>>>

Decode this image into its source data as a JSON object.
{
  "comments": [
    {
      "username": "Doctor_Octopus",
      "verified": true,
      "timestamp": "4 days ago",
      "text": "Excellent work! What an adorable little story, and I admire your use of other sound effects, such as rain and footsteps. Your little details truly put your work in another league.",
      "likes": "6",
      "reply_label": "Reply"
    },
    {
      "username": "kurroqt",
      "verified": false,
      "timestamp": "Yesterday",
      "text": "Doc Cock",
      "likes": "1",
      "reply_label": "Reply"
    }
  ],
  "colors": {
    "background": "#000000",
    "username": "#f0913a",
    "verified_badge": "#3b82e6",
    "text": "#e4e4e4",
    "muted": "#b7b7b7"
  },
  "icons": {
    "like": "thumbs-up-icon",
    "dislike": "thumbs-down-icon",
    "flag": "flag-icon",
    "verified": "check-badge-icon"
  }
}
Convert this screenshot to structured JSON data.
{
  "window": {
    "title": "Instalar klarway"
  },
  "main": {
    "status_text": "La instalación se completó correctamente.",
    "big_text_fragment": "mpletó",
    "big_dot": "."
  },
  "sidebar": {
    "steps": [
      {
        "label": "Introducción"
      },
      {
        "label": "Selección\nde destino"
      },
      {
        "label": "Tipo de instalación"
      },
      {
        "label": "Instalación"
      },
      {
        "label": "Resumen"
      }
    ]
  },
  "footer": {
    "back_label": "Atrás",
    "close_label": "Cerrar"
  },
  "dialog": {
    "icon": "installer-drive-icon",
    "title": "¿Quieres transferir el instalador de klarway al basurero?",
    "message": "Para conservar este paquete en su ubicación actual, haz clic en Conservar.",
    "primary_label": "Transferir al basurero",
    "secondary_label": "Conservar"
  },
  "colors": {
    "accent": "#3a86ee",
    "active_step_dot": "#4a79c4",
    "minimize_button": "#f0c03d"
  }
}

<<<

Repeat all of the records above exactly as they appear.

Decode this image into its source data as a JSON object.
{
  "comments": [
    {
      "username": "Doctor_Octopus",
      "verified": true,
      "timestamp": "4 days ago",
      "text": "Excellent work! What an adorable little story, and I admire your use of other sound effects, such as rain and footsteps. Your little details truly put your work in another league.",
      "likes": "6",
      "reply_label": "Reply"
    },
    {
      "username": "kurroqt",
      "verified": false,
      "timestamp": "Yesterday",
      "text": "Doc Cock",
      "likes": "1",
      "reply_label": "Reply"
    }
  ],
  "colors": {
    "background": "#000000",
    "username": "#f0913a",
    "verified_badge": "#3b82e6",
    "text": "#e4e4e4",
    "muted": "#b7b7b7"
  },
  "icons": {
    "like": "thumbs-up-icon",
    "dislike": "thumbs-down-icon",
    "flag": "flag-icon",
    "verified": "check-badge-icon"
  }
}
Convert this screenshot to structured JSON data.
{
  "window": {
    "title": "Instalar klarway"
  },
  "main": {
    "status_text": "La instalación se completó correctamente.",
    "big_text_fragment": "mpletó",
    "big_dot": "."
  },
  "sidebar": {
    "steps": [
      {
        "label": "Introducción"
      },
      {
        "label": "Selección\nde destino"
      },
      {
        "label": "Tipo de instalación"
      },
      {
        "label": "Instalación"
      },
      {
        "label": "Resumen"
      }
    ]
  },
  "footer": {
    "back_label": "Atrás",
    "close_label": "Cerrar"
  },
  "dialog": {
    "icon": "installer-drive-icon",
    "title": "¿Quieres transferir el instalador de klarway al basurero?",
    "message": "Para conservar este paquete en su ubicación actual, haz clic en Conservar.",
    "primary_label": "Transferir al basurero",
    "secondary_label": "Conservar"
  },
  "colors": {
    "accent": "#3a86ee",
    "active_step_dot": "#4a79c4",
    "minimize_button": "#f0c03d"
  }
}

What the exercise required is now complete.